**Entries from a dataset:**
↓

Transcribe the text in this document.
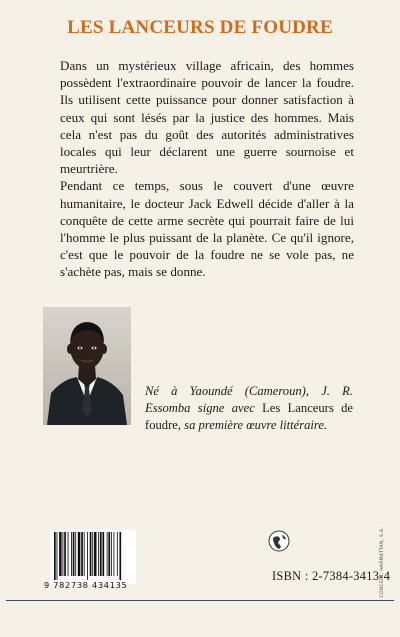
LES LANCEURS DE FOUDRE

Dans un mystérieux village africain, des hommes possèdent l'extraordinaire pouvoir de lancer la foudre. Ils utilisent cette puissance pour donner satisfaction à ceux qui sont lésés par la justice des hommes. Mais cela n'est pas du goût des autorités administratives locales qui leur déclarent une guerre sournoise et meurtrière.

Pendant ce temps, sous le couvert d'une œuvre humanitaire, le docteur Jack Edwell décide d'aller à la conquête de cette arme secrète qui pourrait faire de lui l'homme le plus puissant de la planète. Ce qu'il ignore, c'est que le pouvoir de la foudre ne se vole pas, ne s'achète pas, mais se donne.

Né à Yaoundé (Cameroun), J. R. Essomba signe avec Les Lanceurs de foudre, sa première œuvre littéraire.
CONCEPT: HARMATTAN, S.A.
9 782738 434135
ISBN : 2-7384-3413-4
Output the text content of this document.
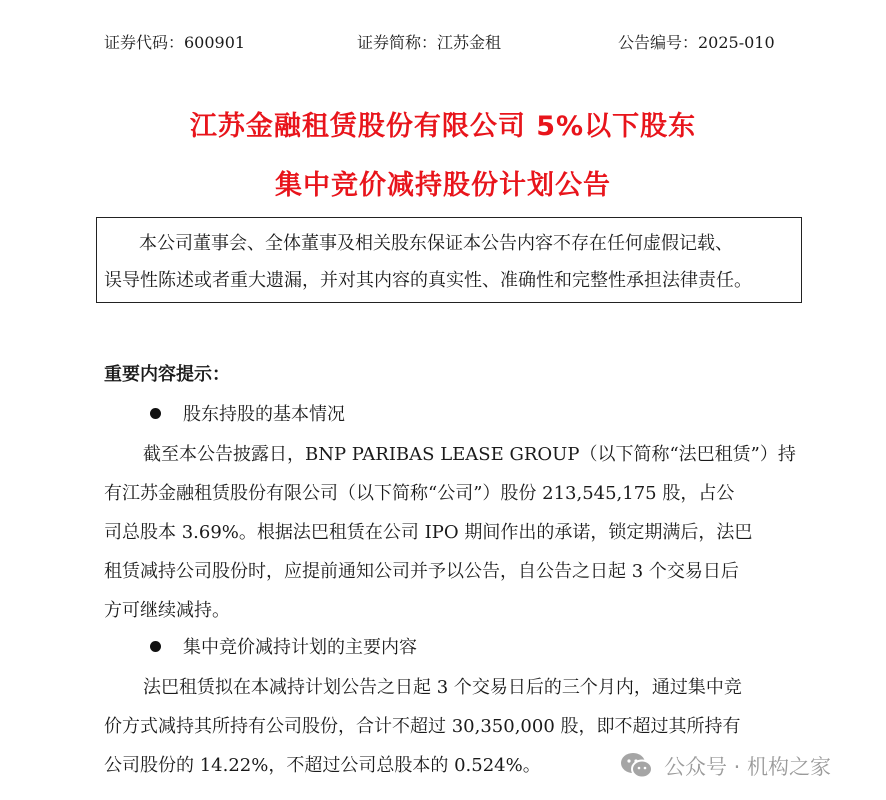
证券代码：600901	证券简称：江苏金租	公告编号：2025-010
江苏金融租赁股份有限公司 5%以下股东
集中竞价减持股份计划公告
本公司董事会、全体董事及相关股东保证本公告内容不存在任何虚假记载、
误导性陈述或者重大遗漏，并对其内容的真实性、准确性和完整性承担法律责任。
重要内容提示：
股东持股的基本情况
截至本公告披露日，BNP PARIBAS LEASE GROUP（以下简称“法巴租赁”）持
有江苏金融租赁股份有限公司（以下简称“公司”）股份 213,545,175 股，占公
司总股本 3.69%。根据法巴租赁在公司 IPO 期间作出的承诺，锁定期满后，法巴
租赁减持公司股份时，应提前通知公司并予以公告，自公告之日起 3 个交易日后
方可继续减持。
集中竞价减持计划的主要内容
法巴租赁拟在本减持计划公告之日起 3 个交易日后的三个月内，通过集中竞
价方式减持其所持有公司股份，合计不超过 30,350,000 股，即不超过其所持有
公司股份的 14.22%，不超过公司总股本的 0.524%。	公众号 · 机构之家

↑

**Exercise aim:**
Copy out exactly the lines from the one with "Output the text content of this document." through the end of the listing, both ends included, omitting any picture.

**Final result:**
Output the text content of this document.
证券代码：600901	证券简称：江苏金租	公告编号：2025-010
江苏金融租赁股份有限公司 5%以下股东
集中竞价减持股份计划公告
本公司董事会、全体董事及相关股东保证本公告内容不存在任何虚假记载、
误导性陈述或者重大遗漏，并对其内容的真实性、准确性和完整性承担法律责任。
重要内容提示：
股东持股的基本情况
截至本公告披露日，BNP PARIBAS LEASE GROUP（以下简称“法巴租赁”）持
有江苏金融租赁股份有限公司（以下简称“公司”）股份 213,545,175 股，占公
司总股本 3.69%。根据法巴租赁在公司 IPO 期间作出的承诺，锁定期满后，法巴
租赁减持公司股份时，应提前通知公司并予以公告，自公告之日起 3 个交易日后
方可继续减持。
集中竞价减持计划的主要内容
法巴租赁拟在本减持计划公告之日起 3 个交易日后的三个月内，通过集中竞
价方式减持其所持有公司股份，合计不超过 30,350,000 股，即不超过其所持有
公司股份的 14.22%，不超过公司总股本的 0.524%。	公众号 · 机构之家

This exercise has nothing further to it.